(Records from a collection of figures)

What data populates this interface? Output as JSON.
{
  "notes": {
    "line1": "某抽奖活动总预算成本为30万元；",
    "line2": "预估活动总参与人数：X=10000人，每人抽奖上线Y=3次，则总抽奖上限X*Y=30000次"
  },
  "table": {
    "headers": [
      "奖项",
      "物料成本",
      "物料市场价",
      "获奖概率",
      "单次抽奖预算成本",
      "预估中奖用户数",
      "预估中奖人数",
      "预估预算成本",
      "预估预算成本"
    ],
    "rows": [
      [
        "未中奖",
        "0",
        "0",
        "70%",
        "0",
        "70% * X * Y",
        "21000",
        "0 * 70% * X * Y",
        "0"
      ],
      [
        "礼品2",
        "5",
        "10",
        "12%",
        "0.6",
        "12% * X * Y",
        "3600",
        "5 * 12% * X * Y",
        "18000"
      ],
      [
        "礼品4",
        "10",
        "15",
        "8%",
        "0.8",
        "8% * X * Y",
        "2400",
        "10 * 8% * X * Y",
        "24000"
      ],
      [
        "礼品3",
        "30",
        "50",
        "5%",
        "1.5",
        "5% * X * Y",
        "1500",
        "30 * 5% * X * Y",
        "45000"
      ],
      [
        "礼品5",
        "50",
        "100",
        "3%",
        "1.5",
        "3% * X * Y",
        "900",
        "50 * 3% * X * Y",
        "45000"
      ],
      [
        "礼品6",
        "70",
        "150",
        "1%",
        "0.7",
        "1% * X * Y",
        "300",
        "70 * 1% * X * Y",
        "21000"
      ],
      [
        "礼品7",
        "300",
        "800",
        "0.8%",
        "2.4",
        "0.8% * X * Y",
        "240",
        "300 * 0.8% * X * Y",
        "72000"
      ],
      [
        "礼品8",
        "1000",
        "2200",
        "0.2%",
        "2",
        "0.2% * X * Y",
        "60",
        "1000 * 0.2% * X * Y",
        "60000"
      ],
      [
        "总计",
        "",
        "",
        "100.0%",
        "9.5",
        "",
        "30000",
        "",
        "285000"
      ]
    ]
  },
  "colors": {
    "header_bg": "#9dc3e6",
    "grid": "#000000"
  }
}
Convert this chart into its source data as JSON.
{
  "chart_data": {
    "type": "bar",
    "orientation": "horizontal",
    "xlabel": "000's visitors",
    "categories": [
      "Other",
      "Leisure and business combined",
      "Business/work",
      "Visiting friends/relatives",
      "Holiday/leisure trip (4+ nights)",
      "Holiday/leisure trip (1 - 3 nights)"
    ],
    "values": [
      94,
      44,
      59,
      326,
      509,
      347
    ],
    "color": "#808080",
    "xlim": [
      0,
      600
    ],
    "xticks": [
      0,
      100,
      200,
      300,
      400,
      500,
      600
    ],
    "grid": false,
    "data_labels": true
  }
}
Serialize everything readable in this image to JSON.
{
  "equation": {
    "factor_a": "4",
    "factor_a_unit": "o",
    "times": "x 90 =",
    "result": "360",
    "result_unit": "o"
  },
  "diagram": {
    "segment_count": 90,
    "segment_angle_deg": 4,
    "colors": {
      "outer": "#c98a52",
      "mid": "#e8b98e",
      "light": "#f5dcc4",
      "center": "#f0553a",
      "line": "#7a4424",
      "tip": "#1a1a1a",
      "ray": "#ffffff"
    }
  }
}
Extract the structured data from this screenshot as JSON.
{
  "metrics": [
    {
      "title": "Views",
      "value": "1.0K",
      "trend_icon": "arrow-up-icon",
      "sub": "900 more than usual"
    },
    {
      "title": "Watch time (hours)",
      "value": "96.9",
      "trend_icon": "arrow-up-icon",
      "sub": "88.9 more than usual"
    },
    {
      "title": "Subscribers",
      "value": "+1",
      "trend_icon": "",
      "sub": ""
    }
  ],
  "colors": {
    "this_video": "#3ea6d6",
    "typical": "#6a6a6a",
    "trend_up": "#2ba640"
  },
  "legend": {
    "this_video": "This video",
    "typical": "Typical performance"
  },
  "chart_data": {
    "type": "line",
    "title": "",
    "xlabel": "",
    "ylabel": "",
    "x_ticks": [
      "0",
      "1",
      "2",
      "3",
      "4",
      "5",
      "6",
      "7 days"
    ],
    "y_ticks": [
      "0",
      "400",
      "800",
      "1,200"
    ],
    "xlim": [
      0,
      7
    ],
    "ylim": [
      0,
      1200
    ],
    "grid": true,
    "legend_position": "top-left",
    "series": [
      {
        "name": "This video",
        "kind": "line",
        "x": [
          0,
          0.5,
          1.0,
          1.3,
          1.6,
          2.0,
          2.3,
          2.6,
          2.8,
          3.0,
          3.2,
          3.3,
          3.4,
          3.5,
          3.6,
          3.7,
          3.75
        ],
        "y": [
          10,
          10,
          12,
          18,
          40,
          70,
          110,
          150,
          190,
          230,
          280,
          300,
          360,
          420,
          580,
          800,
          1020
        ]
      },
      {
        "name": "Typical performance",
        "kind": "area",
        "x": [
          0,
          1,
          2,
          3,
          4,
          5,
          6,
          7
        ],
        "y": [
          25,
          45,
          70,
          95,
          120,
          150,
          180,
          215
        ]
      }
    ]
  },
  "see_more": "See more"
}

__PROBLEM DESCRIPTION__. Copy each line from the records above that includes the string "performance".

__FULL OUTPUT__.
    "typical": "Typical performance"
        "name": "Typical performance",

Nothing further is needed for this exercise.